§ **EXERCISE DIRECTIONS**:
Find every line in the records below that holds the word "final", and copy each one.

-- START STORED DATA --

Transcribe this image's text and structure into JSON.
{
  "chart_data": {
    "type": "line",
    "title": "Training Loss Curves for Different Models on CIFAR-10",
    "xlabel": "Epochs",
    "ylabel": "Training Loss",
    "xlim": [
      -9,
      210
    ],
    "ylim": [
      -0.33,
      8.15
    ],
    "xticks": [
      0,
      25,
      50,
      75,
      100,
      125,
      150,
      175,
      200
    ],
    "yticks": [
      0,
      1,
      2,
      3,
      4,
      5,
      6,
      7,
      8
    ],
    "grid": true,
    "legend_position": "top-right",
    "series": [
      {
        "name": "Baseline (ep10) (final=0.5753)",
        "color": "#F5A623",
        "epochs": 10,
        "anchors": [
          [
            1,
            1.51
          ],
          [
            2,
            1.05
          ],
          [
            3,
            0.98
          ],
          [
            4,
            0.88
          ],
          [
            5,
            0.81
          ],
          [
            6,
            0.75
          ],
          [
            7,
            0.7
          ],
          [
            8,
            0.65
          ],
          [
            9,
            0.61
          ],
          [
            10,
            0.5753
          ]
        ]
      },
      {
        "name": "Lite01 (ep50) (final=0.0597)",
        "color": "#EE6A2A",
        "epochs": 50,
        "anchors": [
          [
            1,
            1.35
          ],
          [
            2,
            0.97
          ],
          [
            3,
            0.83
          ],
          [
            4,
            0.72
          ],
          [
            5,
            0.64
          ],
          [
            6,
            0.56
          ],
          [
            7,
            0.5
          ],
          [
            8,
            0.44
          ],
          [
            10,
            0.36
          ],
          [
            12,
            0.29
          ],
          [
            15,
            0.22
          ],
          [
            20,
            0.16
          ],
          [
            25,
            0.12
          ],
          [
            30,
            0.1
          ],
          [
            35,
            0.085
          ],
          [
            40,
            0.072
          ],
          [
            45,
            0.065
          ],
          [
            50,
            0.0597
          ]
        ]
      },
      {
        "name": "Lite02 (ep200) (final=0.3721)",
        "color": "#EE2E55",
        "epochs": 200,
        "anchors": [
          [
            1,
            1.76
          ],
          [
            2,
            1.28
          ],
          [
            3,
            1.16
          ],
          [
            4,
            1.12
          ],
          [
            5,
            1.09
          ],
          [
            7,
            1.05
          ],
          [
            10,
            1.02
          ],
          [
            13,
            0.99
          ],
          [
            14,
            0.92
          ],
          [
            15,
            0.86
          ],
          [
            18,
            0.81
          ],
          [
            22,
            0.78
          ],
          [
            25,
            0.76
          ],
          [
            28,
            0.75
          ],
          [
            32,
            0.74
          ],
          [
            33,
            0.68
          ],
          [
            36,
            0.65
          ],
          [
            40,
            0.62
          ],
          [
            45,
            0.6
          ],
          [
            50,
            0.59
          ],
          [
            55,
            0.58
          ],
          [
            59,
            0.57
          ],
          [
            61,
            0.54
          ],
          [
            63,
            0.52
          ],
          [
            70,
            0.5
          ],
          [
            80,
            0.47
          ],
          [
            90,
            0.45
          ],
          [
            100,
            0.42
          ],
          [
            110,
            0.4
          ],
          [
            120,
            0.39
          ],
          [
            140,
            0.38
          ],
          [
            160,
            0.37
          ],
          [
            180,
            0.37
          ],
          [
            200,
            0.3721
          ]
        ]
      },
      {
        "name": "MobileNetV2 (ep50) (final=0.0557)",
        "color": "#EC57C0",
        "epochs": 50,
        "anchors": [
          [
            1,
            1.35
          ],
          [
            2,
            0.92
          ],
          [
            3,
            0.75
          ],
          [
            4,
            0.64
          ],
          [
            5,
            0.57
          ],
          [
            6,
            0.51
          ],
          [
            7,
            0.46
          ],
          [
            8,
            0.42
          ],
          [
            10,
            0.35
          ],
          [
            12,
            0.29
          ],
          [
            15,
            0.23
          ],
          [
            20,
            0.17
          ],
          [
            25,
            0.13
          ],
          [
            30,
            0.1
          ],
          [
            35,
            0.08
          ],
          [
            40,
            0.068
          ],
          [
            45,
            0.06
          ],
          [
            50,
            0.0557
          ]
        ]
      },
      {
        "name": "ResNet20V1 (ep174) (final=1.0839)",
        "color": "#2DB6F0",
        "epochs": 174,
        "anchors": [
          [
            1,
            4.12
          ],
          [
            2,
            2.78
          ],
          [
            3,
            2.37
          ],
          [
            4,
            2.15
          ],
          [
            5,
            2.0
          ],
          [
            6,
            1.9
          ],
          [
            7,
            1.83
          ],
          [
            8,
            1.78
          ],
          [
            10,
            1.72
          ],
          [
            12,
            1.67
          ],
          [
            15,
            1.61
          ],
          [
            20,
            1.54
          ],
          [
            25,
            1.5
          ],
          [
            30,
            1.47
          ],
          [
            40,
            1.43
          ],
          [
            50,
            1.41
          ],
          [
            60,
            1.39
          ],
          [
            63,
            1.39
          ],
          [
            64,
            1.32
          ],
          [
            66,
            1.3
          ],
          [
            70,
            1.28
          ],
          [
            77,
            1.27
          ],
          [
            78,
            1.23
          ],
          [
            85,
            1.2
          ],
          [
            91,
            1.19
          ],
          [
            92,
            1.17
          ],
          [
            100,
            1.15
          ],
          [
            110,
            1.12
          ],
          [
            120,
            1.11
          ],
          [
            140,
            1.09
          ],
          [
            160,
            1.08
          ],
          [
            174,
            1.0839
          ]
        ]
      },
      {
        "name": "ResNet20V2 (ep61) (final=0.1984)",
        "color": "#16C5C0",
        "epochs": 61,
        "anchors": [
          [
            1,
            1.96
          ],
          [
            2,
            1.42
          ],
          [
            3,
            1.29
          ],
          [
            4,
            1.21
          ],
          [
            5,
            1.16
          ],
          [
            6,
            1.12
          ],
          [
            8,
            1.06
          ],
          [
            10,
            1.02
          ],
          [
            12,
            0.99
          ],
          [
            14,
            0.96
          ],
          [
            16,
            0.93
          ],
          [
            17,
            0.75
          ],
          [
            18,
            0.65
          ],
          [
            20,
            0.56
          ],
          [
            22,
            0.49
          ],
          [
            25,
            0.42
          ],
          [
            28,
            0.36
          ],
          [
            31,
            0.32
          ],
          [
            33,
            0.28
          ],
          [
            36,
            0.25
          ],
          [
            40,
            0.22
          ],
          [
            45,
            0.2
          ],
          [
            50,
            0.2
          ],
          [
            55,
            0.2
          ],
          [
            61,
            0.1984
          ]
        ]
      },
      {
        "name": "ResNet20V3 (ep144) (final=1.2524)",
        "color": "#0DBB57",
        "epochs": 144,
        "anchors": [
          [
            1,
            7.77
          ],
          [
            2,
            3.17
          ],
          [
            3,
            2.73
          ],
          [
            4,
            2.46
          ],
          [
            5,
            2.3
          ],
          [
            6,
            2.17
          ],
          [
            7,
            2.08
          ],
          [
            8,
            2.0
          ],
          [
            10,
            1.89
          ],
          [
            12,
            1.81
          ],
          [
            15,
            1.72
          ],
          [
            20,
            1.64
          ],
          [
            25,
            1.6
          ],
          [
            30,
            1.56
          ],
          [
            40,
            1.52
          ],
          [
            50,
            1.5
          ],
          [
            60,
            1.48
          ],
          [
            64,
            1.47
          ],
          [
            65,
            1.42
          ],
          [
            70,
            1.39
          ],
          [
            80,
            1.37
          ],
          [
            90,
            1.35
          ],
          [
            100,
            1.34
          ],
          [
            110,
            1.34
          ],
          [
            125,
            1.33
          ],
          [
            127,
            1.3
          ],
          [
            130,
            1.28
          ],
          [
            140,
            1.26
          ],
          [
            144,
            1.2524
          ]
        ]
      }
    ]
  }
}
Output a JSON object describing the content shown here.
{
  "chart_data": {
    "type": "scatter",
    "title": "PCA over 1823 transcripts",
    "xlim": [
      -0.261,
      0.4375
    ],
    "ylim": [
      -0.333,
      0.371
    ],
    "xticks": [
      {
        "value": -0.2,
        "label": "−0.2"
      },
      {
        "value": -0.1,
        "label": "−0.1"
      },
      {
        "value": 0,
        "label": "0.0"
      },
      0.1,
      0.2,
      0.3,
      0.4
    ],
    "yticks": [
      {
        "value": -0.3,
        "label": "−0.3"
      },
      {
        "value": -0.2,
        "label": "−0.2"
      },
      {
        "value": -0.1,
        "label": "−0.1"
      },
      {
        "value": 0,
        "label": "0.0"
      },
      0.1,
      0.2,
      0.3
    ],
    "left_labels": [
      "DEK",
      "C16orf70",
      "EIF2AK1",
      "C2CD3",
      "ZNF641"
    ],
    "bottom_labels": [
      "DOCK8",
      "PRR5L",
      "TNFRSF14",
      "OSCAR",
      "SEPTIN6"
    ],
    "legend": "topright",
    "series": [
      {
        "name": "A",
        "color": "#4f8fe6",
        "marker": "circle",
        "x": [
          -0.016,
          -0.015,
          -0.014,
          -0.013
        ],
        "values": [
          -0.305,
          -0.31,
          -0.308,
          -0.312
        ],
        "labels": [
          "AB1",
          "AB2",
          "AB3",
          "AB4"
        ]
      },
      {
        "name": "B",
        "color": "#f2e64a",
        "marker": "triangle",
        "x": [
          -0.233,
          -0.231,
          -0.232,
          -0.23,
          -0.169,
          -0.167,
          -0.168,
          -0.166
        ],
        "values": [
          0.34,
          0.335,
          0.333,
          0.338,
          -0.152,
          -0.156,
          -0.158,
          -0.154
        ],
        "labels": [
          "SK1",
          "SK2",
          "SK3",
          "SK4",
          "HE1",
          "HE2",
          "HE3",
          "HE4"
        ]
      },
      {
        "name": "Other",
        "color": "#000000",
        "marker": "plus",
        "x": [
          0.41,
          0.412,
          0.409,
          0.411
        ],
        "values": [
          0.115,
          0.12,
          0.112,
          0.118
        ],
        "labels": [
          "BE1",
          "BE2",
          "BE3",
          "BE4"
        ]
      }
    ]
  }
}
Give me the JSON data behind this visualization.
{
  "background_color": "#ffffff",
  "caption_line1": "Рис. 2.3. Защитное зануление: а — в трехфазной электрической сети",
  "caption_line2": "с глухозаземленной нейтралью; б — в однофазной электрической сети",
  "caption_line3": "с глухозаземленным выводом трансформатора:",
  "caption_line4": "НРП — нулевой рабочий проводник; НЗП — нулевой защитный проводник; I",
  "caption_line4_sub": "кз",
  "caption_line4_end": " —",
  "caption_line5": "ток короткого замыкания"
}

-- END STORED DATA --

§ **THE REPLY**:
        "name": "Baseline (ep10) (final=0.5753)",
        "name": "Lite01 (ep50) (final=0.0597)",
        "name": "Lite02 (ep200) (final=0.3721)",
        "name": "MobileNetV2 (ep50) (final=0.0557)",
        "name": "ResNet20V1 (ep174) (final=1.0839)",
        "name": "ResNet20V2 (ep61) (final=0.1984)",
        "name": "ResNet20V3 (ep144) (final=1.2524)",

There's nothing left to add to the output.